* Exercise task
Records follow. Pull out every line that contains "Convert".

--------------------------------

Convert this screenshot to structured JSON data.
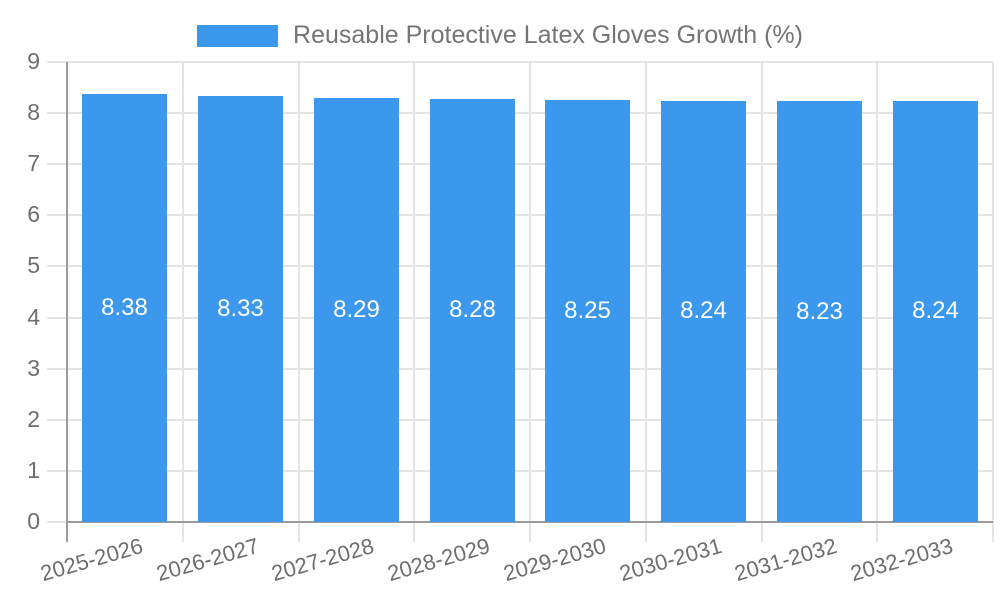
{
  "legend": {
    "label": "Reusable Protective Latex Gloves Growth (%)"
  },
  "colors": {
    "bar": "#3B98EC",
    "grid": "#E4E4E4",
    "axis": "#9B9B9B",
    "axis_label": "#6E6E6E",
    "legend_text": "#757575",
    "value_label": "#FFFFFF",
    "background": "#FFFFFF"
  },
  "chart_data": {
    "type": "bar",
    "title": "",
    "xlabel": "",
    "ylabel": "",
    "categories": [
      "2025-2026",
      "2026-2027",
      "2027-2028",
      "2028-2029",
      "2029-2030",
      "2030-2031",
      "2031-2032",
      "2032-2033"
    ],
    "series": [
      {
        "name": "Reusable Protective Latex Gloves Growth (%)",
        "values": [
          8.38,
          8.33,
          8.29,
          8.28,
          8.25,
          8.24,
          8.23,
          8.24
        ]
      }
    ],
    "value_labels": [
      "8.38",
      "8.33",
      "8.29",
      "8.28",
      "8.25",
      "8.24",
      "8.23",
      "8.24"
    ],
    "ylim": [
      0,
      9
    ],
    "y_ticks": [
      0,
      1,
      2,
      3,
      4,
      5,
      6,
      7,
      8,
      9
    ],
    "grid": true,
    "legend_position": "top-center",
    "x_label_rotation_deg": -16,
    "value_label_position": "inside-center"
  }
}
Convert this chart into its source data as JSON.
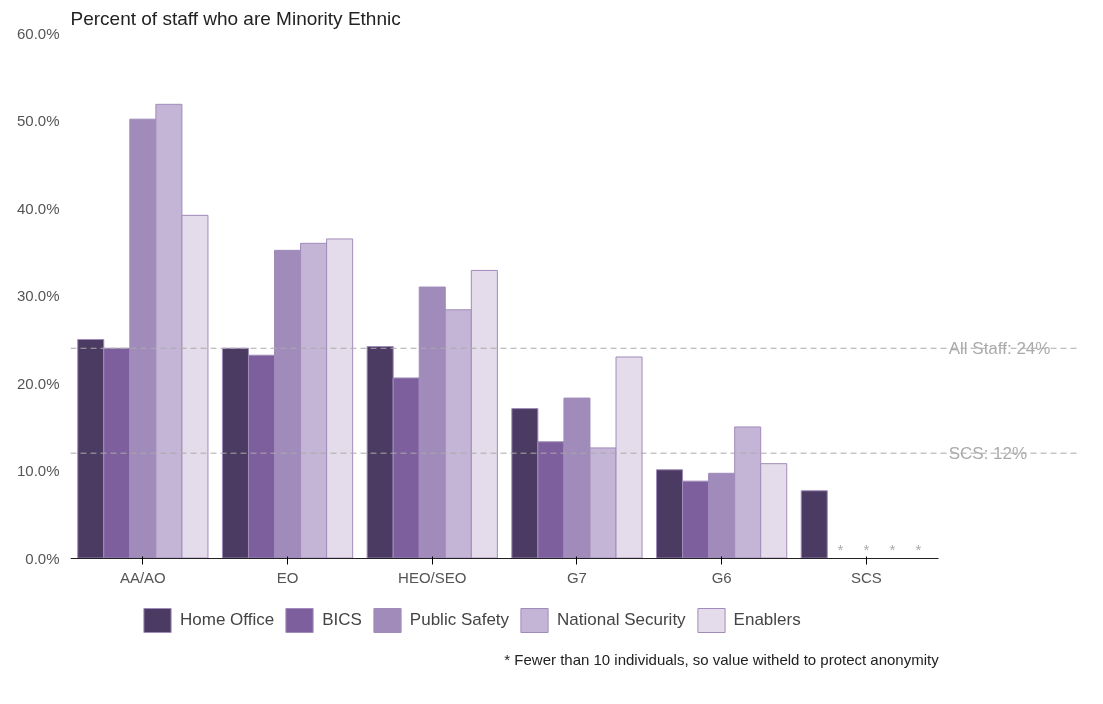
{
  "chart_data": {
    "type": "bar",
    "title": "Percent of staff who are Minority Ethnic",
    "categories": [
      "AA/AO",
      "EO",
      "HEO/SEO",
      "G7",
      "G6",
      "SCS"
    ],
    "series": [
      {
        "name": "Home Office",
        "color": "#4b3a62",
        "values": [
          25.0,
          24.0,
          24.2,
          17.1,
          10.1,
          7.7
        ]
      },
      {
        "name": "BICS",
        "color": "#7e5f9d",
        "values": [
          24.0,
          23.2,
          20.6,
          13.3,
          8.8,
          null
        ],
        "value_labels": [
          null,
          null,
          null,
          null,
          null,
          "*"
        ]
      },
      {
        "name": "Public Safety",
        "color": "#a08bba",
        "values": [
          50.2,
          35.2,
          31.0,
          18.3,
          9.7,
          null
        ],
        "value_labels": [
          null,
          null,
          null,
          null,
          null,
          "*"
        ]
      },
      {
        "name": "National Security",
        "color": "#c4b5d6",
        "values": [
          51.9,
          36.0,
          28.4,
          12.6,
          15.0,
          null
        ],
        "value_labels": [
          null,
          null,
          null,
          null,
          null,
          "*"
        ]
      },
      {
        "name": "Enablers",
        "color": "#e4dcea",
        "values": [
          39.2,
          36.5,
          32.9,
          23.0,
          10.8,
          null
        ],
        "value_labels": [
          null,
          null,
          null,
          null,
          null,
          "*"
        ]
      }
    ],
    "ylim": [
      0,
      60
    ],
    "yticks": [
      {
        "value": 0,
        "label": "0.0%"
      },
      {
        "value": 10,
        "label": "10.0%"
      },
      {
        "value": 20,
        "label": "20.0%"
      },
      {
        "value": 30,
        "label": "30.0%"
      },
      {
        "value": 40,
        "label": "40.0%"
      },
      {
        "value": 50,
        "label": "50.0%"
      },
      {
        "value": 60,
        "label": "60.0%"
      }
    ],
    "ref_lines": [
      {
        "axis": "y",
        "value": 24,
        "label": "All Staff: 24%",
        "color": "#aaaaaa",
        "line_style": "dashed"
      },
      {
        "axis": "y",
        "value": 12,
        "label": "SCS: 12%",
        "color": "#aaaaaa",
        "line_style": "dashed"
      }
    ],
    "grid": false,
    "legend": "bottom",
    "annotations": [
      "* Fewer than 10 individuals, so value witheld to protect anonymity"
    ]
  }
}
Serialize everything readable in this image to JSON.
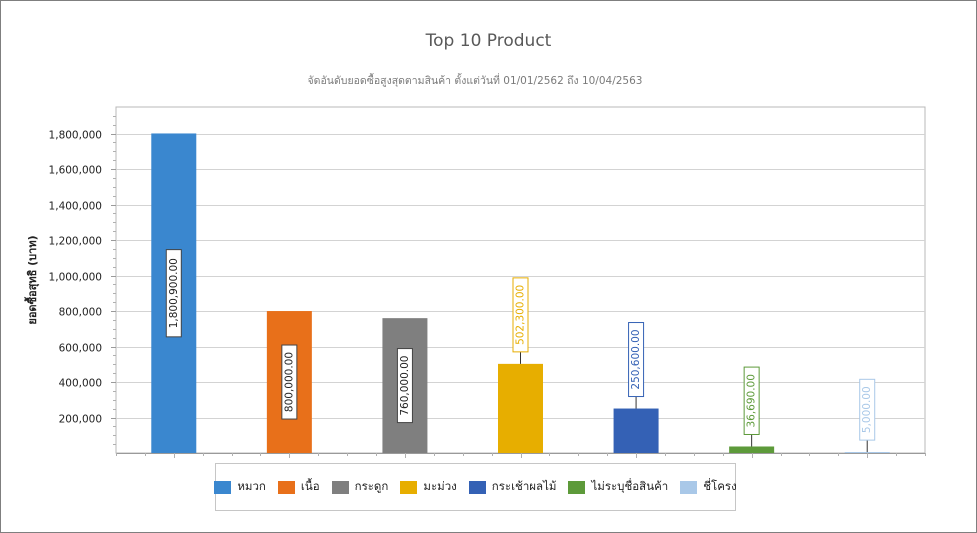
{
  "chart_data": {
    "type": "bar",
    "title": "Top 10 Product",
    "subtitle": "จัดอันดับยอดซื้อสูงสุดตามสินค้า ตั้งแต่วันที่ 01/01/2562 ถึง 10/04/2563",
    "xlabel": "",
    "ylabel": "ยอดซื้อสุทธิ (บาท)",
    "ylim": [
      0,
      1950000
    ],
    "yticks": [
      200000,
      400000,
      600000,
      800000,
      1000000,
      1200000,
      1400000,
      1600000,
      1800000
    ],
    "ytick_labels": [
      "200,000",
      "400,000",
      "600,000",
      "800,000",
      "1,000,000",
      "1,200,000",
      "1,400,000",
      "1,600,000",
      "1,800,000"
    ],
    "grid": true,
    "legend_position": "bottom",
    "categories": [
      "หมวก",
      "เนื้อ",
      "กระดูก",
      "มะม่วง",
      "กระเช้าผลไม้",
      "ไม่ระบุชื่อสินค้า",
      "ชี่โครง"
    ],
    "values": [
      1800900,
      800000,
      760000,
      502300,
      250600,
      36690,
      5000
    ],
    "data_labels": [
      "1,800,900.00",
      "800,000.00",
      "760,000.00",
      "502,300.00",
      "250,600.00",
      "36,690.00",
      "5,000.00"
    ],
    "colors": [
      "#3a87cf",
      "#e8701a",
      "#7f7f7f",
      "#e7ae00",
      "#3461b5",
      "#5d9a3a",
      "#a9c8e8"
    ]
  }
}
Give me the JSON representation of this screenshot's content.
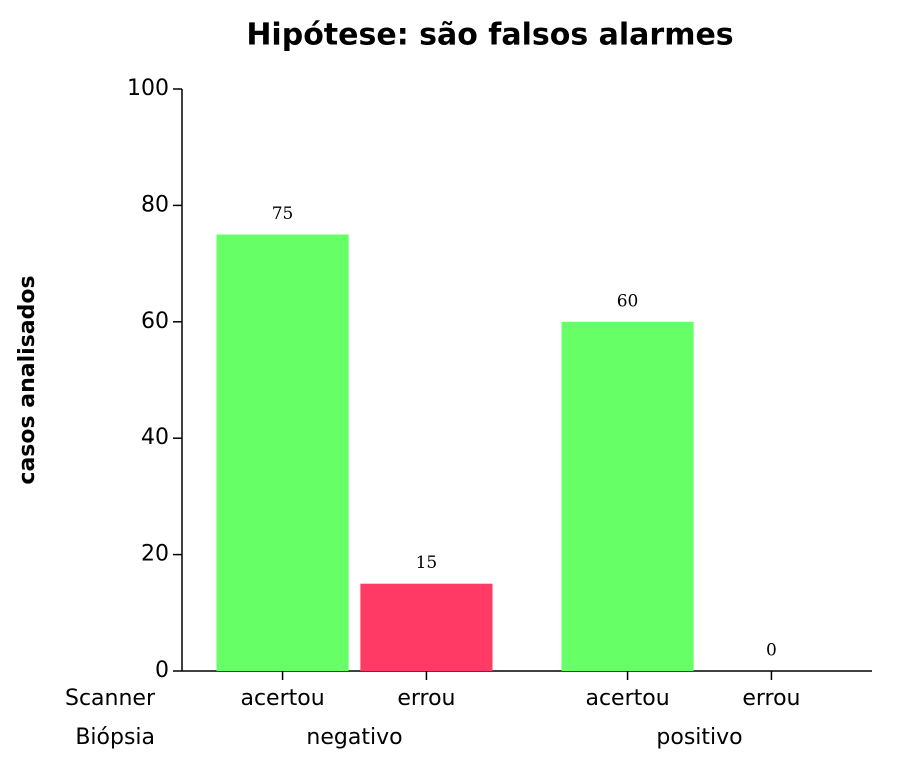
{
  "chart_data": {
    "type": "bar",
    "title": "Hipótese: são falsos alarmes",
    "y_label": "casos analisados",
    "level_names": [
      "Scanner",
      "Biópsia"
    ],
    "categories": [
      "acertou",
      "errou",
      "acertou",
      "errou"
    ],
    "groups": [
      "negativo",
      "positivo"
    ],
    "values": [
      75,
      15,
      60,
      0
    ],
    "colors": [
      "#66ff66",
      "#ff3a64",
      "#66ff66",
      "#ff3a64"
    ],
    "ylim": [
      0,
      100
    ],
    "yticks": [
      0,
      20,
      40,
      60,
      80,
      100
    ],
    "grid": false
  }
}
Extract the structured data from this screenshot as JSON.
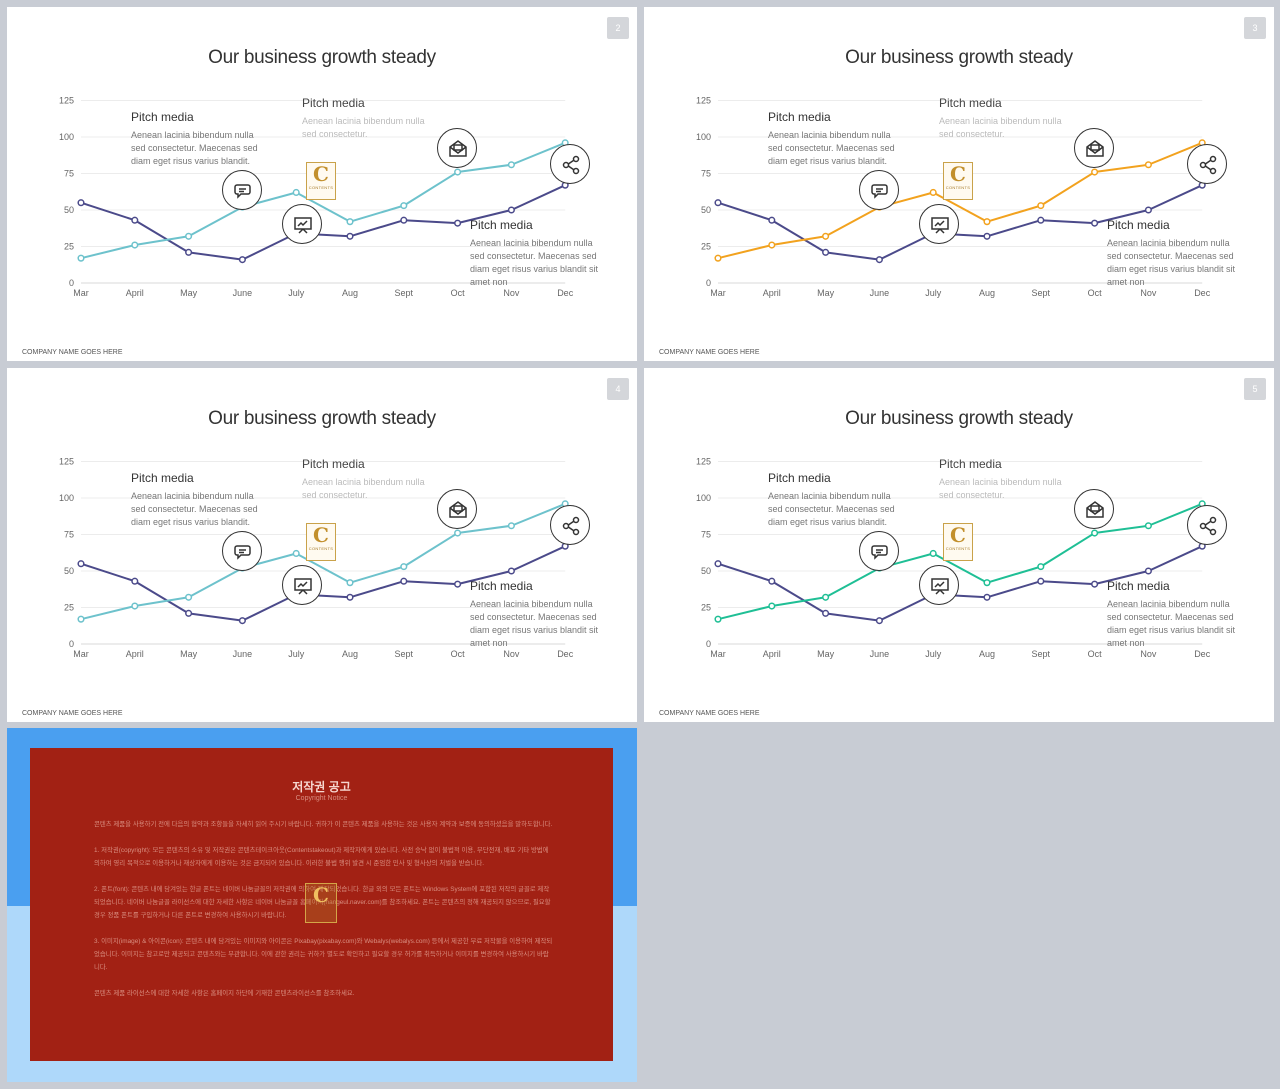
{
  "slides": [
    {
      "title": "Our business growth steady",
      "page": "2",
      "footer": "COMPANY NAME GOES HERE",
      "accent": "#6dc2cc",
      "notes": [
        {
          "heading": "Pitch media",
          "body": "Aenean lacinia bibendum nulla sed consectetur. Maecenas sed diam eget risus varius blandit."
        },
        {
          "heading": "Pitch media",
          "body": "Aenean lacinia bibendum nulla sed consectetur."
        },
        {
          "heading": "Pitch media",
          "body": "Aenean lacinia bibendum nulla sed consectetur. Maecenas sed diam eget risus varius blandit sit amet non"
        }
      ],
      "logo": {
        "letter": "C",
        "text": "CONTENTS"
      }
    },
    {
      "title": "Our business growth steady",
      "page": "3",
      "footer": "COMPANY NAME GOES HERE",
      "accent": "#f2a21e",
      "notes": [
        {
          "heading": "Pitch media",
          "body": "Aenean lacinia bibendum nulla sed consectetur. Maecenas sed diam eget risus varius blandit."
        },
        {
          "heading": "Pitch media",
          "body": "Aenean lacinia bibendum nulla sed consectetur."
        },
        {
          "heading": "Pitch media",
          "body": "Aenean lacinia bibendum nulla sed consectetur. Maecenas sed diam eget risus varius blandit sit amet non"
        }
      ],
      "logo": {
        "letter": "C",
        "text": "CONTENTS"
      }
    },
    {
      "title": "Our business growth steady",
      "page": "4",
      "footer": "COMPANY NAME GOES HERE",
      "accent": "#6dc2cc",
      "notes": [
        {
          "heading": "Pitch media",
          "body": "Aenean lacinia bibendum nulla sed consectetur. Maecenas sed diam eget risus varius blandit."
        },
        {
          "heading": "Pitch media",
          "body": "Aenean lacinia bibendum nulla sed consectetur."
        },
        {
          "heading": "Pitch media",
          "body": "Aenean lacinia bibendum nulla sed consectetur. Maecenas sed diam eget risus varius blandit sit amet non"
        }
      ],
      "logo": {
        "letter": "C",
        "text": "CONTENTS"
      }
    },
    {
      "title": "Our business growth steady",
      "page": "5",
      "footer": "COMPANY NAME GOES HERE",
      "accent": "#1fbf95",
      "notes": [
        {
          "heading": "Pitch media",
          "body": "Aenean lacinia bibendum nulla sed consectetur. Maecenas sed diam eget risus varius blandit."
        },
        {
          "heading": "Pitch media",
          "body": "Aenean lacinia bibendum nulla sed consectetur."
        },
        {
          "heading": "Pitch media",
          "body": "Aenean lacinia bibendum nulla sed consectetur. Maecenas sed diam eget risus varius blandit sit amet non"
        }
      ],
      "logo": {
        "letter": "C",
        "text": "CONTENTS"
      }
    }
  ],
  "icons": [
    "chat-icon",
    "presentation-icon",
    "mail-icon",
    "share-icon"
  ],
  "chart_data": {
    "type": "line",
    "categories": [
      "Mar",
      "April",
      "May",
      "June",
      "July",
      "Aug",
      "Sept",
      "Oct",
      "Nov",
      "Dec"
    ],
    "yticks": [
      "0",
      "25",
      "50",
      "75",
      "100",
      "125"
    ],
    "ylim": [
      0,
      125
    ],
    "grid": true,
    "series": [
      {
        "color": "#4b4a8a",
        "values": [
          55,
          43,
          21,
          16,
          34,
          32,
          43,
          41,
          50,
          67
        ]
      },
      {
        "color": "accent",
        "values": [
          17,
          26,
          32,
          52,
          62,
          42,
          53,
          76,
          81,
          96
        ]
      }
    ]
  },
  "notice": {
    "title": "저작권 공고",
    "subtitle": "Copyright Notice",
    "paragraphs": [
      "콘텐츠 제품을 사용하기 전에 다음의 협약과 조항들을 자세히 읽어 주시기 바랍니다. 귀하가 이 콘텐츠 제품을 사용하는 것은 사용자 계약과 보증에 동의하셨음을 말하도합니다.",
      "1. 저작권(copyright): 모든 콘텐츠의 소유 및 저작권은 콘텐츠테이크아웃(Contentstakeout)과 제작자에게 있습니다. 사전 승낙 없이 불법적 이용, 무단전재, 배포 기타 방법에 의하여 영리 목적으로 이용하거나 재상자에게 이용하는 것은 금지되어 있습니다. 이러한 불법 행위 발견 시 준엄한 민사 및 형사상의 처벌을 받습니다.",
      "2. 폰트(font): 콘텐츠 내에 담겨있는 한글 폰트는 네이버 나눔글꼴의 저작권에 의하여 제작되었습니다. 한글 외의 모든 폰트는 Windows System에 포함된 저작의 글꼴로 제작되었습니다. 네이버 나눔글꼴 라이선스에 대한 자세한 사항은 네이버 나눔글꼴 홈페이지(hangeul.naver.com)를 참조하세요. 폰트는 콘텐츠의 정해 재공되지 않으므로, 필요할 경우 정품 폰트를 구입하거나 다른 폰트로 변경하여 사용하시기 바랍니다.",
      "3. 이미지(image) & 아이콘(icon): 콘텐츠 내에 담겨있는 이미지와 아이콘은 Pixabay(pixabay.com)와 Webalys(webalys.com) 등에서 제공한 무료 저작물을 이용하여 제작되었습니다. 이미지는 참고로만 제공되고 콘텐츠와는 무관합니다. 이에 관한 권리는 귀하가 별도로 확인하고 필요할 경우 허가를 취득하거나 이미지를 변경하여 사용하시기 바랍니다.",
      "콘텐츠 제품 라이선스에 대한 자세한 사항은 홈페이지 하단에 기재한 콘텐츠라이선스를 참조하세요."
    ],
    "logo": {
      "letter": "C"
    }
  }
}
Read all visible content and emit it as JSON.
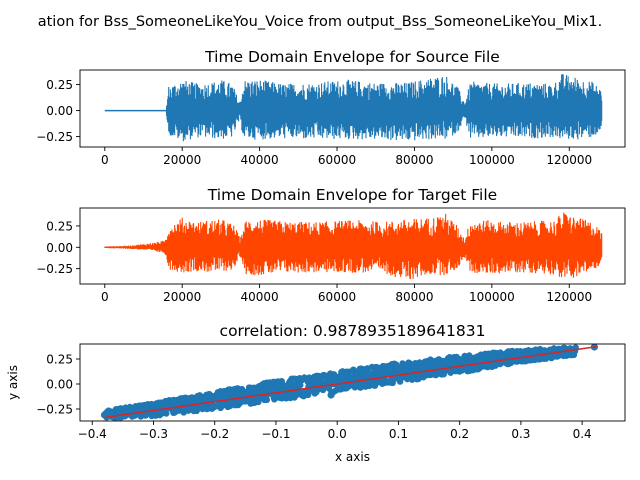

--------------------------------

* Answer for this exercise
Convert this screenshot to structured JSON data.
Convert this chart into its source data as JSON.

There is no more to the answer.